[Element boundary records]

********

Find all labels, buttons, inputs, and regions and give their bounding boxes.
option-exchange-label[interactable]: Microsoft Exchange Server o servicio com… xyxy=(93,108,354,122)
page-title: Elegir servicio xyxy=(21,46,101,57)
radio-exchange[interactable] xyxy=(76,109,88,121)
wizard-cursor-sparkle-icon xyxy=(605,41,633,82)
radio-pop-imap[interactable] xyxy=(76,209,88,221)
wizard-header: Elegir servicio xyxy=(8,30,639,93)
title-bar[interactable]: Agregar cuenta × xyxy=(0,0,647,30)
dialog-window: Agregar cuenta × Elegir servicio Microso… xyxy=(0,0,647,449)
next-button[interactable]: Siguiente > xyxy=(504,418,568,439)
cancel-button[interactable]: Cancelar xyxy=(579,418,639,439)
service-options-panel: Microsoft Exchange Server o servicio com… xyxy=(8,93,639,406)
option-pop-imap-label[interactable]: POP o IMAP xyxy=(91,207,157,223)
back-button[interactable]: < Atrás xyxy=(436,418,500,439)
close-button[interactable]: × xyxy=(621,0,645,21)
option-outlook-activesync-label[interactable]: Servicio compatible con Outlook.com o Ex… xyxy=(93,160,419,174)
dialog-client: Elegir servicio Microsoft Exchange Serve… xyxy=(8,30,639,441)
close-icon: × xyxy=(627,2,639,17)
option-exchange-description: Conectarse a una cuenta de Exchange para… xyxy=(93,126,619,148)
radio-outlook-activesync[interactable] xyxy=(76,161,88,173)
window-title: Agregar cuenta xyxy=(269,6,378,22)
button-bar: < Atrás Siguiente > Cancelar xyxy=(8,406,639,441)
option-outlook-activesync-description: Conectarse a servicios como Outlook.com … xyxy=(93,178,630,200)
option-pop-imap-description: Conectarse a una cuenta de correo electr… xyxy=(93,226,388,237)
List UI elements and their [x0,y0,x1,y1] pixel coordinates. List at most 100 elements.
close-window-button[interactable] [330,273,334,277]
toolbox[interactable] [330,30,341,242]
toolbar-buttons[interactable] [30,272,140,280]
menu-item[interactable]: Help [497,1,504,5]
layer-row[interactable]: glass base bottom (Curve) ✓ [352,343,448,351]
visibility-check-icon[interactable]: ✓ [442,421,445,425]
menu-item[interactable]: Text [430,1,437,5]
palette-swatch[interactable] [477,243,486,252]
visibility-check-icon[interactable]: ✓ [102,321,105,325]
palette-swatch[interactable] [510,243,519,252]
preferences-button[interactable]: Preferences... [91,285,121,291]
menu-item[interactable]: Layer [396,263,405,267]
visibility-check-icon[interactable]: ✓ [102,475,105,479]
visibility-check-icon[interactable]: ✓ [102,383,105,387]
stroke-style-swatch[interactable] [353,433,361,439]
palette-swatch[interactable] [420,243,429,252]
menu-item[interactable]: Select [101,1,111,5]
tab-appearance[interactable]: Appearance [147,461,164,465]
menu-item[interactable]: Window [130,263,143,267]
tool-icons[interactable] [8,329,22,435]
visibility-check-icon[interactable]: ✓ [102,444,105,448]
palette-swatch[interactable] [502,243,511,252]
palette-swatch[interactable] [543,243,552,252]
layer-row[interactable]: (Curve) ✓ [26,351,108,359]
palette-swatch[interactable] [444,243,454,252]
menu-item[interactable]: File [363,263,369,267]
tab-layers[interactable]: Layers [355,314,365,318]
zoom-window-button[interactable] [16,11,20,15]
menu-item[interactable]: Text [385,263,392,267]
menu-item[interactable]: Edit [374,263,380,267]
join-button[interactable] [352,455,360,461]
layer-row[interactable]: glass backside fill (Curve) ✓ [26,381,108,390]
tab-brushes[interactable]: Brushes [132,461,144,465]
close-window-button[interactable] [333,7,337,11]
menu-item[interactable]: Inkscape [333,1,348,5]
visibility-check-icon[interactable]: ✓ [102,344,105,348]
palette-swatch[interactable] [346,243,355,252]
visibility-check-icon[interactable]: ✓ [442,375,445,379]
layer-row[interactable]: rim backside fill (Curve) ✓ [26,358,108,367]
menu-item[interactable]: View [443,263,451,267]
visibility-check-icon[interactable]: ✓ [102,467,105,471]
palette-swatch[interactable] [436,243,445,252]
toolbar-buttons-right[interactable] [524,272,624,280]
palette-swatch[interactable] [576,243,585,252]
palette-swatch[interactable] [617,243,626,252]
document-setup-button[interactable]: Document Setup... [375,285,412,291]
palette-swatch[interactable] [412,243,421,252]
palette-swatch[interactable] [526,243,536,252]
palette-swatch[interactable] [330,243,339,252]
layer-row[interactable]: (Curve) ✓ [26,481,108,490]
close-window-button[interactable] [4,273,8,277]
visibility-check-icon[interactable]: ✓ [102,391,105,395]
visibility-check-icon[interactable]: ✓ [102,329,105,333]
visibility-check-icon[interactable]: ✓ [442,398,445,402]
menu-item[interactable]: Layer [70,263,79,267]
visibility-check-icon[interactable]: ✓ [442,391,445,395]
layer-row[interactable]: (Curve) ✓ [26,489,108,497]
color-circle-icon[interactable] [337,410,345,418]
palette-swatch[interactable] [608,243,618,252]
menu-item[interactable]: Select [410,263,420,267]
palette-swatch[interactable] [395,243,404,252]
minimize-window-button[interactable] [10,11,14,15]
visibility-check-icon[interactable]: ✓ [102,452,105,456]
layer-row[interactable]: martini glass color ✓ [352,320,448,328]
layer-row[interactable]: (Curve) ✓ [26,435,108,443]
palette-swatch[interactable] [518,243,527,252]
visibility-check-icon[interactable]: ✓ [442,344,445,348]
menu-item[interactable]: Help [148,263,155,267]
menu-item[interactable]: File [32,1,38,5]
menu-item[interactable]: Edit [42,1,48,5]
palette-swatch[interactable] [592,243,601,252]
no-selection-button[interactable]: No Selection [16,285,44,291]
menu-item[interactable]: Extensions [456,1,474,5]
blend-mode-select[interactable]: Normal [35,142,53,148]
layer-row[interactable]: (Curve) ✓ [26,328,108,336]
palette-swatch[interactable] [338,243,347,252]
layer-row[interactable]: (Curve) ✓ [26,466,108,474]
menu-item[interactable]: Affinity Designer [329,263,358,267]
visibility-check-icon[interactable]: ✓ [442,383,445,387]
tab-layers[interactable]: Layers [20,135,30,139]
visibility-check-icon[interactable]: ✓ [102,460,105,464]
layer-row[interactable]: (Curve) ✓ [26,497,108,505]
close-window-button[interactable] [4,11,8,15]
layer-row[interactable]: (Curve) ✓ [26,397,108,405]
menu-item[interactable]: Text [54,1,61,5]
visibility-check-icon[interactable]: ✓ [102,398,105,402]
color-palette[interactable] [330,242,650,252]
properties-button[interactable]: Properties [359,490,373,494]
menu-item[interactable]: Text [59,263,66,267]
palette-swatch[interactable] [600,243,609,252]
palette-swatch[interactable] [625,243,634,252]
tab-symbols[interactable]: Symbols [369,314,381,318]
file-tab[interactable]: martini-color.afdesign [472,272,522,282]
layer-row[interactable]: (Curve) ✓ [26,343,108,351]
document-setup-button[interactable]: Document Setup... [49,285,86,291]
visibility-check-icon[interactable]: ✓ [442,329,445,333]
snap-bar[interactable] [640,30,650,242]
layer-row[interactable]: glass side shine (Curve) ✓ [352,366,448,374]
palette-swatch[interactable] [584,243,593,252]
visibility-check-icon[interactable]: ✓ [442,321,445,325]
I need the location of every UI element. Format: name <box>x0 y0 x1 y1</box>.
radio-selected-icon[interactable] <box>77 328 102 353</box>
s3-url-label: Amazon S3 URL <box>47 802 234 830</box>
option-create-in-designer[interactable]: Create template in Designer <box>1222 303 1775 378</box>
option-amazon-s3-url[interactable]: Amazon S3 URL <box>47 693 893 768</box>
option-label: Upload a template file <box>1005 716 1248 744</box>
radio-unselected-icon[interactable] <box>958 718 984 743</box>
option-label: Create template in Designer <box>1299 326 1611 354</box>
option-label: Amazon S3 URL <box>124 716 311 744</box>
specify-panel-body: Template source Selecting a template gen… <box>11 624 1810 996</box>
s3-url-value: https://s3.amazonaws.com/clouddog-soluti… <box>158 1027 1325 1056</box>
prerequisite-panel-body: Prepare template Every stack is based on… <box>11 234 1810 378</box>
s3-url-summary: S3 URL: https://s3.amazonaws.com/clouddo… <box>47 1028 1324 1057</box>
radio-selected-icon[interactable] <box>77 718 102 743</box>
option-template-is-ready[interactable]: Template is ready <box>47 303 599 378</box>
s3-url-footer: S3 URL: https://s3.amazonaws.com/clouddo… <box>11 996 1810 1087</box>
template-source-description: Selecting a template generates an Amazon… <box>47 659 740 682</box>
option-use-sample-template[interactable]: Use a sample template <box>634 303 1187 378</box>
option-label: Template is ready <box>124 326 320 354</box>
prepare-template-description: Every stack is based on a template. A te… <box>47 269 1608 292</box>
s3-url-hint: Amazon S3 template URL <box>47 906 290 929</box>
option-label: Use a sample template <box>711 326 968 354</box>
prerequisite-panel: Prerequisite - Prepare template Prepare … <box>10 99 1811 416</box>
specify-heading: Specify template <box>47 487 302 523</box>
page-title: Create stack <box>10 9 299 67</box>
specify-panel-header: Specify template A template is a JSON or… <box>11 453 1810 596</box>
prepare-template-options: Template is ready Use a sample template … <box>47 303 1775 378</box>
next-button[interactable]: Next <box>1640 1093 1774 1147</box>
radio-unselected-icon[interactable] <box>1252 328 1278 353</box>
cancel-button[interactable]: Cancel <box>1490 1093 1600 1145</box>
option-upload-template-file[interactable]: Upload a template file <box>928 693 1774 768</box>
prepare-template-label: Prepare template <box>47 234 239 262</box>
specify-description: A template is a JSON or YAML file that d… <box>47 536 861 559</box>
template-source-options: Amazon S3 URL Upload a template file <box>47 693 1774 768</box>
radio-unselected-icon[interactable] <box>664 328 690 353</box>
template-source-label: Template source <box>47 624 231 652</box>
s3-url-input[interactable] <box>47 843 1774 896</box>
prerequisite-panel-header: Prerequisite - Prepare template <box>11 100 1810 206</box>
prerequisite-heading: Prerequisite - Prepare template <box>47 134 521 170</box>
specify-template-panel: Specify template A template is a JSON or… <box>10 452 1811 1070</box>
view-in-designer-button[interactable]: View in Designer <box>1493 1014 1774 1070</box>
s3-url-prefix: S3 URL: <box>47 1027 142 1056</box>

********

**Aim of the task**
Substitute "Seleccionar servicio" for "Elegir servicio" in the lines from the start of the records through the line with "close-icon: × xyxy=(627,2,639,17)", and write out only those lines again with nothing else changed.

**Reply to the task**
Find all labels, buttons, inputs, and regions and give their bounding boxes.
option-exchange-label[interactable]: Microsoft Exchange Server o servicio com… xyxy=(93,108,354,122)
page-title: Seleccionar servicio xyxy=(21,46,101,57)
radio-exchange[interactable] xyxy=(76,109,88,121)
wizard-cursor-sparkle-icon xyxy=(605,41,633,82)
radio-pop-imap[interactable] xyxy=(76,209,88,221)
wizard-header: Seleccionar servicio xyxy=(8,30,639,93)
title-bar[interactable]: Agregar cuenta × xyxy=(0,0,647,30)
dialog-window: Agregar cuenta × Seleccionar servicio Microso… xyxy=(0,0,647,449)
next-button[interactable]: Siguiente > xyxy=(504,418,568,439)
cancel-button[interactable]: Cancelar xyxy=(579,418,639,439)
service-options-panel: Microsoft Exchange Server o servicio com… xyxy=(8,93,639,406)
option-pop-imap-label[interactable]: POP o IMAP xyxy=(91,207,157,223)
back-button[interactable]: < Atrás xyxy=(436,418,500,439)
close-button[interactable]: × xyxy=(621,0,645,21)
option-outlook-activesync-label[interactable]: Servicio compatible con Outlook.com o Ex… xyxy=(93,160,419,174)
dialog-client: Seleccionar servicio Microsoft Exchange Serve… xyxy=(8,30,639,441)
close-icon: × xyxy=(627,2,639,17)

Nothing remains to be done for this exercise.